## START

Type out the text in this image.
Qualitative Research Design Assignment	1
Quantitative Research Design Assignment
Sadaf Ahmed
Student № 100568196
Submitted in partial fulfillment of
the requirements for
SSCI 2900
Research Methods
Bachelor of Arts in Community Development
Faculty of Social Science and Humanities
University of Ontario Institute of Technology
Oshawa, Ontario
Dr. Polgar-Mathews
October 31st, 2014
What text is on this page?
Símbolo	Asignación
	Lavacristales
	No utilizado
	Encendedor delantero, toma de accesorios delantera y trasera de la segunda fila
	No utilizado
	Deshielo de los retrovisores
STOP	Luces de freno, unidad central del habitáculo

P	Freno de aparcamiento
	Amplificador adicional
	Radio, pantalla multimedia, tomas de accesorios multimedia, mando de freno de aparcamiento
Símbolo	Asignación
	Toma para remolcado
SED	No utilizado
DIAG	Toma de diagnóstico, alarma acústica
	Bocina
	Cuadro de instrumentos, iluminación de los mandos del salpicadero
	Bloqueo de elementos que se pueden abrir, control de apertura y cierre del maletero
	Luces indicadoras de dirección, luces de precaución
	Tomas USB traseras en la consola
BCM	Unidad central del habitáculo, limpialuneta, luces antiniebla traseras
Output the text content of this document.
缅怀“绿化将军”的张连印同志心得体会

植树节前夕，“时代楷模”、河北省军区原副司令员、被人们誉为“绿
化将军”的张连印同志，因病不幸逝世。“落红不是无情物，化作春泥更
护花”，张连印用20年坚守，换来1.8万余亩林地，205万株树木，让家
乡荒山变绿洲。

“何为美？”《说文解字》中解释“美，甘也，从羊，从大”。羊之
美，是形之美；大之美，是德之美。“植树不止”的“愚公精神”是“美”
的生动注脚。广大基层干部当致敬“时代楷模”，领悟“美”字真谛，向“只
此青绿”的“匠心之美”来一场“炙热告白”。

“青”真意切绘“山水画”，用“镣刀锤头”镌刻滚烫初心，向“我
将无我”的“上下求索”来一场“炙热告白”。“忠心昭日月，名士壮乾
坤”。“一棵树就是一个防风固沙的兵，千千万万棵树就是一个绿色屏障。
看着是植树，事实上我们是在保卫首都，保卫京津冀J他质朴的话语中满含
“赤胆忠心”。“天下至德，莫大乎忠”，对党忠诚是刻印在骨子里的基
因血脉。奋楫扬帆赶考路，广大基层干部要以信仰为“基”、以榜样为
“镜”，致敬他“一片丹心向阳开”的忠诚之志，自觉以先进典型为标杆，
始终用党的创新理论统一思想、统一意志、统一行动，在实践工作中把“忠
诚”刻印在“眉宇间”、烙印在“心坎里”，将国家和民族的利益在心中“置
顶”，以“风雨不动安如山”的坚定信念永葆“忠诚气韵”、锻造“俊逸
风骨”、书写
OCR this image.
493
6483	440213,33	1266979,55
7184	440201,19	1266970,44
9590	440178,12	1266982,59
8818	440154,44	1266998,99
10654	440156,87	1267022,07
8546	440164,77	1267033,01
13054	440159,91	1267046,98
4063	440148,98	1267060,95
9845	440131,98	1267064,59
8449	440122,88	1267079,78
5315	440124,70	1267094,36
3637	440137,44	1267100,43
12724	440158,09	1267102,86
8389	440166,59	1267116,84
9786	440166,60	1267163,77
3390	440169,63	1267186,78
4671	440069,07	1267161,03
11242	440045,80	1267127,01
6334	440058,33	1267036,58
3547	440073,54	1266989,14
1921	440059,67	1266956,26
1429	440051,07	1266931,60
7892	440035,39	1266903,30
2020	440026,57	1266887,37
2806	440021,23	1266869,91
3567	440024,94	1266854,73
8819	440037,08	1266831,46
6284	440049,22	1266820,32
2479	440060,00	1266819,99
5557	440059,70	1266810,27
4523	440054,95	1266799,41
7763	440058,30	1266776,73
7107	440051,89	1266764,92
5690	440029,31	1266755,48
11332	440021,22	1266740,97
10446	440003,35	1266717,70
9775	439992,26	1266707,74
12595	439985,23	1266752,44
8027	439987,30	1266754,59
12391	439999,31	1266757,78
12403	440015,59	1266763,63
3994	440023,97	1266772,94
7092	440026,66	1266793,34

## END

*What is needed*: Repeat all the records. Match each line exactly.

*Solution to this exercise*:
Type out the text in this image.
Qualitative Research Design Assignment	1
Quantitative Research Design Assignment
Sadaf Ahmed
Student № 100568196
Submitted in partial fulfillment of
the requirements for
SSCI 2900
Research Methods
Bachelor of Arts in Community Development
Faculty of Social Science and Humanities
University of Ontario Institute of Technology
Oshawa, Ontario
Dr. Polgar-Mathews
October 31st, 2014
What text is on this page?
Símbolo	Asignación
	Lavacristales
	No utilizado
	Encendedor delantero, toma de accesorios delantera y trasera de la segunda fila
	No utilizado
	Deshielo de los retrovisores
STOP	Luces de freno, unidad central del habitáculo

P	Freno de aparcamiento
	Amplificador adicional
	Radio, pantalla multimedia, tomas de accesorios multimedia, mando de freno de aparcamiento
Símbolo	Asignación
	Toma para remolcado
SED	No utilizado
DIAG	Toma de diagnóstico, alarma acústica
	Bocina
	Cuadro de instrumentos, iluminación de los mandos del salpicadero
	Bloqueo de elementos que se pueden abrir, control de apertura y cierre del maletero
	Luces indicadoras de dirección, luces de precaución
	Tomas USB traseras en la consola
BCM	Unidad central del habitáculo, limpialuneta, luces antiniebla traseras
Output the text content of this document.
缅怀“绿化将军”的张连印同志心得体会

植树节前夕，“时代楷模”、河北省军区原副司令员、被人们誉为“绿
化将军”的张连印同志，因病不幸逝世。“落红不是无情物，化作春泥更
护花”，张连印用20年坚守，换来1.8万余亩林地，205万株树木，让家
乡荒山变绿洲。

“何为美？”《说文解字》中解释“美，甘也，从羊，从大”。羊之
美，是形之美；大之美，是德之美。“植树不止”的“愚公精神”是“美”
的生动注脚。广大基层干部当致敬“时代楷模”，领悟“美”字真谛，向“只
此青绿”的“匠心之美”来一场“炙热告白”。

“青”真意切绘“山水画”，用“镣刀锤头”镌刻滚烫初心，向“我
将无我”的“上下求索”来一场“炙热告白”。“忠心昭日月，名士壮乾
坤”。“一棵树就是一个防风固沙的兵，千千万万棵树就是一个绿色屏障。
看着是植树，事实上我们是在保卫首都，保卫京津冀J他质朴的话语中满含
“赤胆忠心”。“天下至德，莫大乎忠”，对党忠诚是刻印在骨子里的基
因血脉。奋楫扬帆赶考路，广大基层干部要以信仰为“基”、以榜样为
“镜”，致敬他“一片丹心向阳开”的忠诚之志，自觉以先进典型为标杆，
始终用党的创新理论统一思想、统一意志、统一行动，在实践工作中把“忠
诚”刻印在“眉宇间”、烙印在“心坎里”，将国家和民族的利益在心中“置
顶”，以“风雨不动安如山”的坚定信念永葆“忠诚气韵”、锻造“俊逸
风骨”、书写
OCR this image.
493
6483	440213,33	1266979,55
7184	440201,19	1266970,44
9590	440178,12	1266982,59
8818	440154,44	1266998,99
10654	440156,87	1267022,07
8546	440164,77	1267033,01
13054	440159,91	1267046,98
4063	440148,98	1267060,95
9845	440131,98	1267064,59
8449	440122,88	1267079,78
5315	440124,70	1267094,36
3637	440137,44	1267100,43
12724	440158,09	1267102,86
8389	440166,59	1267116,84
9786	440166,60	1267163,77
3390	440169,63	1267186,78
4671	440069,07	1267161,03
11242	440045,80	1267127,01
6334	440058,33	1267036,58
3547	440073,54	1266989,14
1921	440059,67	1266956,26
1429	440051,07	1266931,60
7892	440035,39	1266903,30
2020	440026,57	1266887,37
2806	440021,23	1266869,91
3567	440024,94	1266854,73
8819	440037,08	1266831,46
6284	440049,22	1266820,32
2479	440060,00	1266819,99
5557	440059,70	1266810,27
4523	440054,95	1266799,41
7763	440058,30	1266776,73
7107	440051,89	1266764,92
5690	440029,31	1266755,48
11332	440021,22	1266740,97
10446	440003,35	1266717,70
9775	439992,26	1266707,74
12595	439985,23	1266752,44
8027	439987,30	1266754,59
12391	439999,31	1266757,78
12403	440015,59	1266763,63
3994	440023,97	1266772,94
7092	440026,66	1266793,34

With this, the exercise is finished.